American actress and director

Ellen Geer (born ) is an American actress, theatre director, and professor.

==Early life and education==

Ellen Geer's parents, Herta Ware and Will Geer, were both actors. Her father was best known for playing Grandpa Zebulon "Zeb" Walton on the 1970s television series The Waltons.

==Career==

In 1963, Geer joined the Minnesota Theatre Company for the opening seasons of the original Tyrone Guthrie Theatre in Minneapolis, where, among other roles, she played the lead in Douglas Campbell’s production of Bernard Shaw's Saint Joan.

Geer began her film career appearing as a nun in the 1968 Richard Lester drama Petulia. She followed this with an appearance in 1969's The Reivers with her father, Will Geer.

In 1971, Geer played the deceased wife of the lead character in Kotch, appearing throughout the movie in flashbacks. That same year, she became a regular on The Jimmy Stewart Show (which aired until the following year) and had a supporting role in the acclaimed comedy Harold and Maude. In 1974, she starred in two films which she also wrote: Silence and Memory of Us, both of which featured her father.

The remainder of Geer's 1970s career consisted primarily of guest appearances and made-for-television movies. Television series on which she appeared during this time included Police Story, The Streets of San Francisco, Baretta, Barnaby Jones, Charlie's Angels, CHiPs, and two episodes of Fantasy Island.

Her television movie credits during this time included Babe (1975), The Lindbergh Kidnapping Case (1976), The Trial of Lee Harvey Oswald (1977), and A Shining Season (1979). The only theatrical film on which she worked in the late 1970s was Jonathan Kaplan's Over the Edge in 1979.

The remainder of her television credits include guest appearances in the Star Trek: The Next Generation episode "Silicon Avatar"; The Waltons; Quincy, M.E.; Dallas; Supernatural; The Practice; Stingray; CSI: Crime Scene Investigation; ER; NYPD Blue and Cold Case. She also had recurring roles on Falcon Crest and Beauty and the Beast. She played elderly Piper Halliwell on the WB series Charmed in the series finale. In October 2007, the actress returned briefly to Desperate Housewives, in which she briefly appeared before. She appeared in the fourth season of Castle in the episode called "The Blue Butterfly".

Geer has served since 1978 as artistic director of the Will Geer Theatricum Botanicum, a professional repertory, open-air theater in Topanga Canyon, California. Geer has also served as a visiting associate professor, teaching acting, at the University of California, Los Angeles School of Theater for 12 years.

__Entries shown__
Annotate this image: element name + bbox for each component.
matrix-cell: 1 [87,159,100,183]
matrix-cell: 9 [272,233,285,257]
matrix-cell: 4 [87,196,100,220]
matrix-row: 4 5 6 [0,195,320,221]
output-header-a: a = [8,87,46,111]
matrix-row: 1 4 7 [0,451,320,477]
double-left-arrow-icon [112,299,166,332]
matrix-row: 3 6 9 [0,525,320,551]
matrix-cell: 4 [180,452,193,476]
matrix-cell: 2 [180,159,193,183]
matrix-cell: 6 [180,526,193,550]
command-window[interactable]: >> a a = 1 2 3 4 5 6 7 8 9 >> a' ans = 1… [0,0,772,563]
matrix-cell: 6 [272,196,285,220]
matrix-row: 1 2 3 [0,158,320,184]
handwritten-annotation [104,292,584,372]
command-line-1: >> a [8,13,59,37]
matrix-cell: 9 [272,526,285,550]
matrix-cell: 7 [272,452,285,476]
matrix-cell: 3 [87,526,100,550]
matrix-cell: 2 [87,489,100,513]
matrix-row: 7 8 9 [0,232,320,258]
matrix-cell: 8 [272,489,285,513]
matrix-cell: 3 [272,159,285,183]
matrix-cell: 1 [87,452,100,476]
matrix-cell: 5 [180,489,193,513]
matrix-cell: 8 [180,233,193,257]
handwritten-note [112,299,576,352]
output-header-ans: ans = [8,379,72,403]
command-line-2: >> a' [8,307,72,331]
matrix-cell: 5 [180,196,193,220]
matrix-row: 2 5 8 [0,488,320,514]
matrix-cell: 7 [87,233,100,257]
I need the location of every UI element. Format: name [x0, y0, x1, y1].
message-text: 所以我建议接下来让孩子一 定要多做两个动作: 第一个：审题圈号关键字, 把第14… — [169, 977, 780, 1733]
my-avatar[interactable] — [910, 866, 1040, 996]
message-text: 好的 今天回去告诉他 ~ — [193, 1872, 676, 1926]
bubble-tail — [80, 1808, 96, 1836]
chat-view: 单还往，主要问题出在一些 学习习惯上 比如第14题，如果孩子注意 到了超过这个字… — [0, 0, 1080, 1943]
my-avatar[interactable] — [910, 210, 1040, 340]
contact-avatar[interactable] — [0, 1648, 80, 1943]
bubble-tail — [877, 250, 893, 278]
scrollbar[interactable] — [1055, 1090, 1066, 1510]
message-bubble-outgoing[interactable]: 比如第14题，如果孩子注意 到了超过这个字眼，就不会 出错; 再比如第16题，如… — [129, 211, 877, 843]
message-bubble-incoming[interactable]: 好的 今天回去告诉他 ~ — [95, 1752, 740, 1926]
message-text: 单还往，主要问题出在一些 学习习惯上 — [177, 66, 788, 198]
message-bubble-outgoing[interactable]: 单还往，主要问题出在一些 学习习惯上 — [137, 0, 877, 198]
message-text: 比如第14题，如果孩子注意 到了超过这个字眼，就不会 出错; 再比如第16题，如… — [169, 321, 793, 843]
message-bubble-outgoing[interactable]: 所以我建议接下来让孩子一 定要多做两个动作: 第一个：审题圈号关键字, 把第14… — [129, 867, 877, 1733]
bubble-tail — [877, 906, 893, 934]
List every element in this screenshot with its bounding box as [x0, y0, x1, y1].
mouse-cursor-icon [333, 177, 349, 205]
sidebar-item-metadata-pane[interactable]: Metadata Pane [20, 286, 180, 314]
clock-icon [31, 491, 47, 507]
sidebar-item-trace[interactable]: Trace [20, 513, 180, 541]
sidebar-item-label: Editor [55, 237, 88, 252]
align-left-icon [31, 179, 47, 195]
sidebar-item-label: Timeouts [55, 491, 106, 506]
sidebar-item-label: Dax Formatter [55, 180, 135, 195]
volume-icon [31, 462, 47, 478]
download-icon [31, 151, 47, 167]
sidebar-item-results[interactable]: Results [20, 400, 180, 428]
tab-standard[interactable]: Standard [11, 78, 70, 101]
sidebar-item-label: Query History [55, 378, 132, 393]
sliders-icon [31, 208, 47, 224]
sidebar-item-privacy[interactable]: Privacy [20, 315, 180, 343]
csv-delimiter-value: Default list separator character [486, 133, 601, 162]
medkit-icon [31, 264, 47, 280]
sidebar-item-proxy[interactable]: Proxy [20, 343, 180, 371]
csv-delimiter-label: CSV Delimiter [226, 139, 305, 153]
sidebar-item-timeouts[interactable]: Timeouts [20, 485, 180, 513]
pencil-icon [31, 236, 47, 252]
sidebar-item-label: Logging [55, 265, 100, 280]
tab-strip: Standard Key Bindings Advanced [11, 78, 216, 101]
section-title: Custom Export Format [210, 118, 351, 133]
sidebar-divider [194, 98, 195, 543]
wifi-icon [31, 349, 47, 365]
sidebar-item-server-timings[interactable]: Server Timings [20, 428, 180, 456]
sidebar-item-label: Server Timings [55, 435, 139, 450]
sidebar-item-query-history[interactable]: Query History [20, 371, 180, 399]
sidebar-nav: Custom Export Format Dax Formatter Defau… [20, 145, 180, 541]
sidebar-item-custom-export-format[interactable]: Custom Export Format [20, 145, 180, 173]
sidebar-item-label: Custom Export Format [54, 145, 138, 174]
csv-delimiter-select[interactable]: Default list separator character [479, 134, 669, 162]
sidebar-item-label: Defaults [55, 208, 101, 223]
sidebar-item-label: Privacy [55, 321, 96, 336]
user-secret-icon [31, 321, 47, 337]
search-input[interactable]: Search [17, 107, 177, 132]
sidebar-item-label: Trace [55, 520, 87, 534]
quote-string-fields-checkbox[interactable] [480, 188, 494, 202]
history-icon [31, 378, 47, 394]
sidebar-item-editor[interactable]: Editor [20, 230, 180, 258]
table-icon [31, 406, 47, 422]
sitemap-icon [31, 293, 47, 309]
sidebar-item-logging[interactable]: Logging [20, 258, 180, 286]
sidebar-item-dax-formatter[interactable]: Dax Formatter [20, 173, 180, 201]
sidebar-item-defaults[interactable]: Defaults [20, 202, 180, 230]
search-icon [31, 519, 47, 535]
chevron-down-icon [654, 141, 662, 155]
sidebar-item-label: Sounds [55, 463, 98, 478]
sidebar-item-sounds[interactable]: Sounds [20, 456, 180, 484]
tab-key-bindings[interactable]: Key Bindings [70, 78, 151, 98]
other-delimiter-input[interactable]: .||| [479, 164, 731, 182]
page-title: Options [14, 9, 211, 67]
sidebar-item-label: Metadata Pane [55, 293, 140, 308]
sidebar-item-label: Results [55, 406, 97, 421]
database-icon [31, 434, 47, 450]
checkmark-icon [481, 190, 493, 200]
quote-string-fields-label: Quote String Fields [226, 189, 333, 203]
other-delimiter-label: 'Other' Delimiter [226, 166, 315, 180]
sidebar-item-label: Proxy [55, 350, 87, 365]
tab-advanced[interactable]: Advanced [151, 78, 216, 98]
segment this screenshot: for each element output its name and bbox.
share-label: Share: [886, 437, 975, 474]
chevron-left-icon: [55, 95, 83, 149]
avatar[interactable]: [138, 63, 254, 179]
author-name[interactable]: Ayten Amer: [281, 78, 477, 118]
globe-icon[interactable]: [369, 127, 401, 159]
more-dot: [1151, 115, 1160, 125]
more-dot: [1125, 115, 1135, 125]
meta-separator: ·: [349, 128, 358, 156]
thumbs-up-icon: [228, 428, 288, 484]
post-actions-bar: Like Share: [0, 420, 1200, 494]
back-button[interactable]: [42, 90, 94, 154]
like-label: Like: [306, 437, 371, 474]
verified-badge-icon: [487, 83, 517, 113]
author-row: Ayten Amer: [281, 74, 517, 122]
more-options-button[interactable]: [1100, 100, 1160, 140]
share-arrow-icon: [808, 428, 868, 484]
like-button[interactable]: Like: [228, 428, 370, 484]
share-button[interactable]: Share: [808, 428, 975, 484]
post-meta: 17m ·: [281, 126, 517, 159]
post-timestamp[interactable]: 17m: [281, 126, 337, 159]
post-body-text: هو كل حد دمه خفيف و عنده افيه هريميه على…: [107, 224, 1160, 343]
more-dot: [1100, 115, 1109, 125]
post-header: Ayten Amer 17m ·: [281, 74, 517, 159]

__Exercise goal__
According to the text about Ellen Geer, what film did she work on in 1979, the only theatrical film she made in the late 1970s?

__Answer below__
Jonathan Kaplan's Over the Edge.